STATED GOAL -
Make an exact copy of all the material below, apart from the pictures.

▼▼▼

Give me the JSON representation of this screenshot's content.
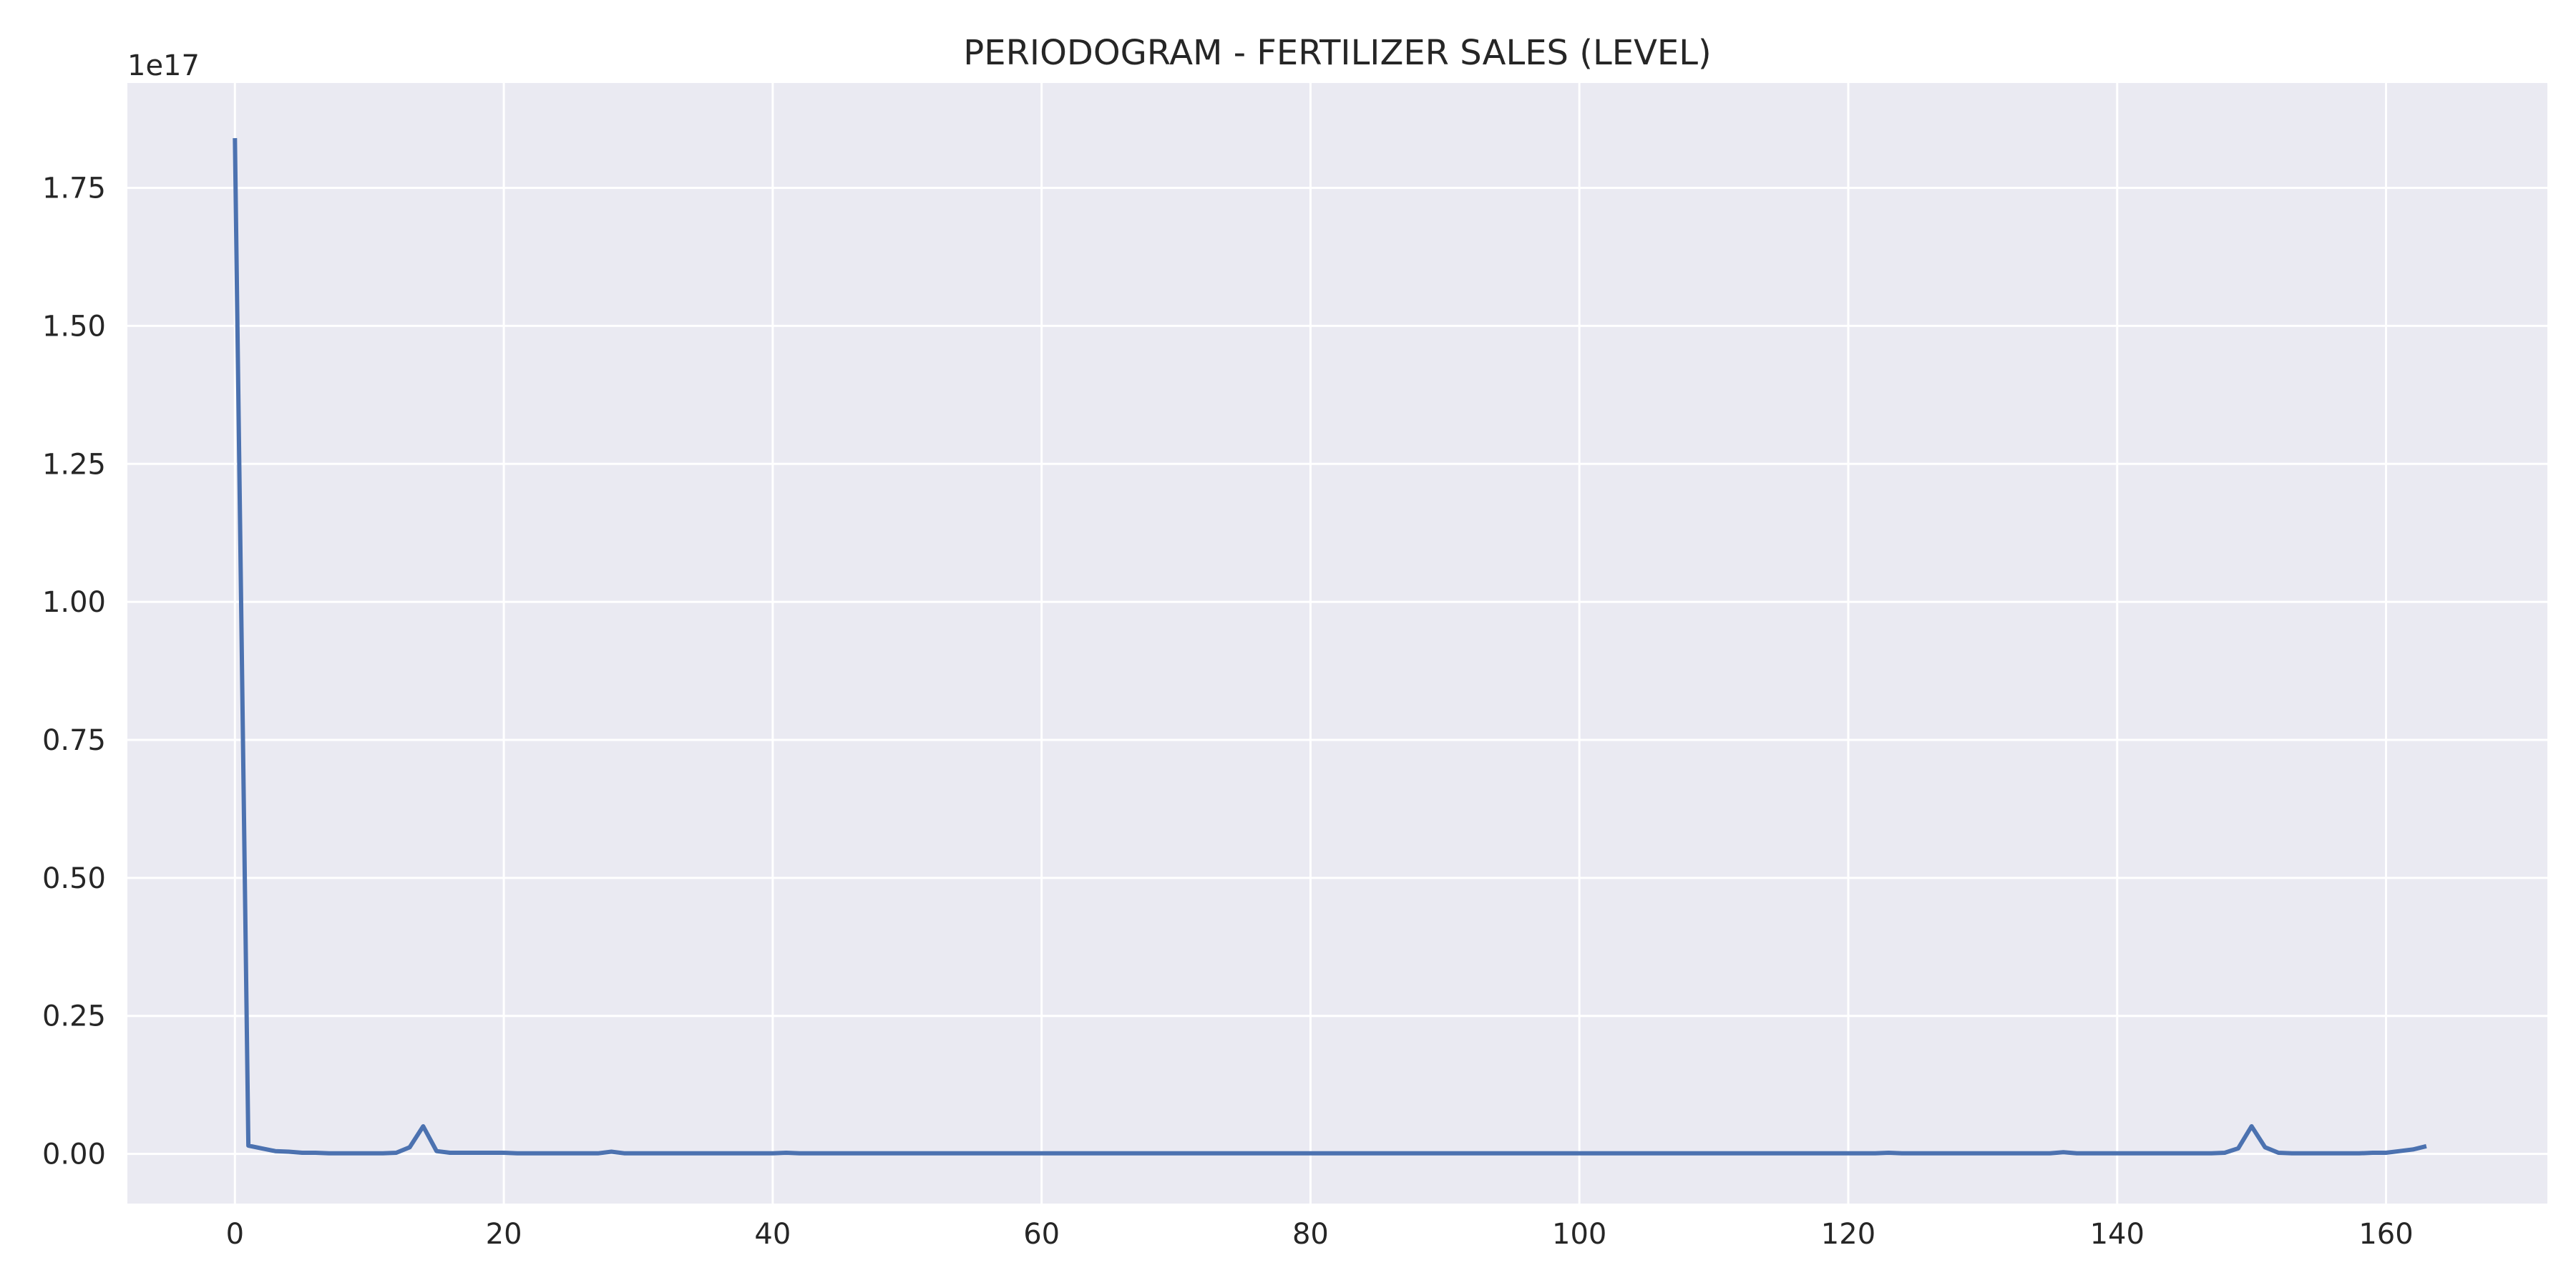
{
  "chart_data": {
    "type": "line",
    "title": "PERIODOGRAM - FERTILIZER SALES (LEVEL)",
    "xlabel": "",
    "ylabel": "",
    "y_offset_label": "1e17",
    "xlim": [
      -8,
      172
    ],
    "ylim": [
      -0.09,
      1.94
    ],
    "y_scale_factor": 1e+17,
    "xticks": [
      0,
      20,
      40,
      60,
      80,
      100,
      120,
      140,
      160
    ],
    "xtick_labels": [
      "0",
      "20",
      "40",
      "60",
      "80",
      "100",
      "120",
      "140",
      "160"
    ],
    "yticks": [
      0.0,
      0.25,
      0.5,
      0.75,
      1.0,
      1.25,
      1.5,
      1.75
    ],
    "ytick_labels": [
      "0.00",
      "0.25",
      "0.50",
      "0.75",
      "1.00",
      "1.25",
      "1.50",
      "1.75"
    ],
    "grid": true,
    "colors": {
      "background": "#eaeaf2",
      "grid": "#ffffff",
      "line": "#4c72b0"
    },
    "series": [
      {
        "x": [
          0,
          1,
          2,
          3,
          4,
          5,
          6,
          7,
          8,
          9,
          10,
          11,
          12,
          13,
          14,
          15,
          16,
          17,
          18,
          19,
          20,
          21,
          22,
          23,
          24,
          25,
          26,
          27,
          28,
          29,
          30,
          31,
          32,
          33,
          34,
          35,
          36,
          37,
          38,
          39,
          40,
          41,
          42,
          43,
          44,
          45,
          46,
          47,
          48,
          49,
          50,
          51,
          52,
          53,
          54,
          55,
          56,
          57,
          58,
          59,
          60,
          61,
          62,
          63,
          64,
          65,
          66,
          67,
          68,
          69,
          70,
          71,
          72,
          73,
          74,
          75,
          76,
          77,
          78,
          79,
          80,
          81,
          82,
          83,
          84,
          85,
          86,
          87,
          88,
          89,
          90,
          91,
          92,
          93,
          94,
          95,
          96,
          97,
          98,
          99,
          100,
          101,
          102,
          103,
          104,
          105,
          106,
          107,
          108,
          109,
          110,
          111,
          112,
          113,
          114,
          115,
          116,
          117,
          118,
          119,
          120,
          121,
          122,
          123,
          124,
          125,
          126,
          127,
          128,
          129,
          130,
          131,
          132,
          133,
          134,
          135,
          136,
          137,
          138,
          139,
          140,
          141,
          142,
          143,
          144,
          145,
          146,
          147,
          148,
          149,
          150,
          151,
          152,
          153,
          154,
          155,
          156,
          157,
          158,
          159,
          160,
          161,
          162,
          163
        ],
        "values": [
          1.84,
          0.015,
          0.01,
          0.005,
          0.004,
          0.002,
          0.002,
          0.001,
          0.001,
          0.001,
          0.001,
          0.001,
          0.002,
          0.012,
          0.05,
          0.005,
          0.002,
          0.002,
          0.002,
          0.002,
          0.002,
          0.001,
          0.001,
          0.001,
          0.001,
          0.001,
          0.001,
          0.001,
          0.004,
          0.001,
          0.001,
          0.001,
          0.001,
          0.001,
          0.001,
          0.001,
          0.001,
          0.001,
          0.001,
          0.001,
          0.001,
          0.002,
          0.001,
          0.001,
          0.001,
          0.001,
          0.001,
          0.001,
          0.001,
          0.001,
          0.001,
          0.001,
          0.001,
          0.001,
          0.001,
          0.001,
          0.001,
          0.001,
          0.001,
          0.001,
          0.001,
          0.001,
          0.001,
          0.001,
          0.001,
          0.001,
          0.001,
          0.001,
          0.001,
          0.001,
          0.001,
          0.001,
          0.001,
          0.001,
          0.001,
          0.001,
          0.001,
          0.001,
          0.001,
          0.001,
          0.001,
          0.001,
          0.001,
          0.001,
          0.001,
          0.001,
          0.001,
          0.001,
          0.001,
          0.001,
          0.001,
          0.001,
          0.001,
          0.001,
          0.001,
          0.001,
          0.001,
          0.001,
          0.001,
          0.001,
          0.001,
          0.001,
          0.001,
          0.001,
          0.001,
          0.001,
          0.001,
          0.001,
          0.001,
          0.001,
          0.001,
          0.001,
          0.001,
          0.001,
          0.001,
          0.001,
          0.001,
          0.001,
          0.001,
          0.001,
          0.001,
          0.001,
          0.001,
          0.002,
          0.001,
          0.001,
          0.001,
          0.001,
          0.001,
          0.001,
          0.001,
          0.001,
          0.001,
          0.001,
          0.001,
          0.001,
          0.003,
          0.001,
          0.001,
          0.001,
          0.001,
          0.001,
          0.001,
          0.001,
          0.001,
          0.001,
          0.001,
          0.001,
          0.002,
          0.01,
          0.05,
          0.012,
          0.002,
          0.001,
          0.001,
          0.001,
          0.001,
          0.001,
          0.001,
          0.002,
          0.002,
          0.005,
          0.008,
          0.014
        ]
      }
    ]
  }
}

▲▲▲

OUTPUT BELOW -
Give me the JSON representation of this screenshot's content.
{
  "chart_data": {
    "type": "line",
    "title": "PERIODOGRAM - FERTILIZER SALES (LEVEL)",
    "xlabel": "",
    "ylabel": "",
    "y_offset_label": "1e17",
    "xlim": [
      -8,
      172
    ],
    "ylim": [
      -0.09,
      1.94
    ],
    "y_scale_factor": 1e+17,
    "xticks": [
      0,
      20,
      40,
      60,
      80,
      100,
      120,
      140,
      160
    ],
    "xtick_labels": [
      "0",
      "20",
      "40",
      "60",
      "80",
      "100",
      "120",
      "140",
      "160"
    ],
    "yticks": [
      0.0,
      0.25,
      0.5,
      0.75,
      1.0,
      1.25,
      1.5,
      1.75
    ],
    "ytick_labels": [
      "0.00",
      "0.25",
      "0.50",
      "0.75",
      "1.00",
      "1.25",
      "1.50",
      "1.75"
    ],
    "grid": true,
    "colors": {
      "background": "#eaeaf2",
      "grid": "#ffffff",
      "line": "#4c72b0"
    },
    "series": [
      {
        "x": [
          0,
          1,
          2,
          3,
          4,
          5,
          6,
          7,
          8,
          9,
          10,
          11,
          12,
          13,
          14,
          15,
          16,
          17,
          18,
          19,
          20,
          21,
          22,
          23,
          24,
          25,
          26,
          27,
          28,
          29,
          30,
          31,
          32,
          33,
          34,
          35,
          36,
          37,
          38,
          39,
          40,
          41,
          42,
          43,
          44,
          45,
          46,
          47,
          48,
          49,
          50,
          51,
          52,
          53,
          54,
          55,
          56,
          57,
          58,
          59,
          60,
          61,
          62,
          63,
          64,
          65,
          66,
          67,
          68,
          69,
          70,
          71,
          72,
          73,
          74,
          75,
          76,
          77,
          78,
          79,
          80,
          81,
          82,
          83,
          84,
          85,
          86,
          87,
          88,
          89,
          90,
          91,
          92,
          93,
          94,
          95,
          96,
          97,
          98,
          99,
          100,
          101,
          102,
          103,
          104,
          105,
          106,
          107,
          108,
          109,
          110,
          111,
          112,
          113,
          114,
          115,
          116,
          117,
          118,
          119,
          120,
          121,
          122,
          123,
          124,
          125,
          126,
          127,
          128,
          129,
          130,
          131,
          132,
          133,
          134,
          135,
          136,
          137,
          138,
          139,
          140,
          141,
          142,
          143,
          144,
          145,
          146,
          147,
          148,
          149,
          150,
          151,
          152,
          153,
          154,
          155,
          156,
          157,
          158,
          159,
          160,
          161,
          162,
          163
        ],
        "values": [
          1.84,
          0.015,
          0.01,
          0.005,
          0.004,
          0.002,
          0.002,
          0.001,
          0.001,
          0.001,
          0.001,
          0.001,
          0.002,
          0.012,
          0.05,
          0.005,
          0.002,
          0.002,
          0.002,
          0.002,
          0.002,
          0.001,
          0.001,
          0.001,
          0.001,
          0.001,
          0.001,
          0.001,
          0.004,
          0.001,
          0.001,
          0.001,
          0.001,
          0.001,
          0.001,
          0.001,
          0.001,
          0.001,
          0.001,
          0.001,
          0.001,
          0.002,
          0.001,
          0.001,
          0.001,
          0.001,
          0.001,
          0.001,
          0.001,
          0.001,
          0.001,
          0.001,
          0.001,
          0.001,
          0.001,
          0.001,
          0.001,
          0.001,
          0.001,
          0.001,
          0.001,
          0.001,
          0.001,
          0.001,
          0.001,
          0.001,
          0.001,
          0.001,
          0.001,
          0.001,
          0.001,
          0.001,
          0.001,
          0.001,
          0.001,
          0.001,
          0.001,
          0.001,
          0.001,
          0.001,
          0.001,
          0.001,
          0.001,
          0.001,
          0.001,
          0.001,
          0.001,
          0.001,
          0.001,
          0.001,
          0.001,
          0.001,
          0.001,
          0.001,
          0.001,
          0.001,
          0.001,
          0.001,
          0.001,
          0.001,
          0.001,
          0.001,
          0.001,
          0.001,
          0.001,
          0.001,
          0.001,
          0.001,
          0.001,
          0.001,
          0.001,
          0.001,
          0.001,
          0.001,
          0.001,
          0.001,
          0.001,
          0.001,
          0.001,
          0.001,
          0.001,
          0.001,
          0.001,
          0.002,
          0.001,
          0.001,
          0.001,
          0.001,
          0.001,
          0.001,
          0.001,
          0.001,
          0.001,
          0.001,
          0.001,
          0.001,
          0.003,
          0.001,
          0.001,
          0.001,
          0.001,
          0.001,
          0.001,
          0.001,
          0.001,
          0.001,
          0.001,
          0.001,
          0.002,
          0.01,
          0.05,
          0.012,
          0.002,
          0.001,
          0.001,
          0.001,
          0.001,
          0.001,
          0.001,
          0.002,
          0.002,
          0.005,
          0.008,
          0.014
        ]
      }
    ]
  }
}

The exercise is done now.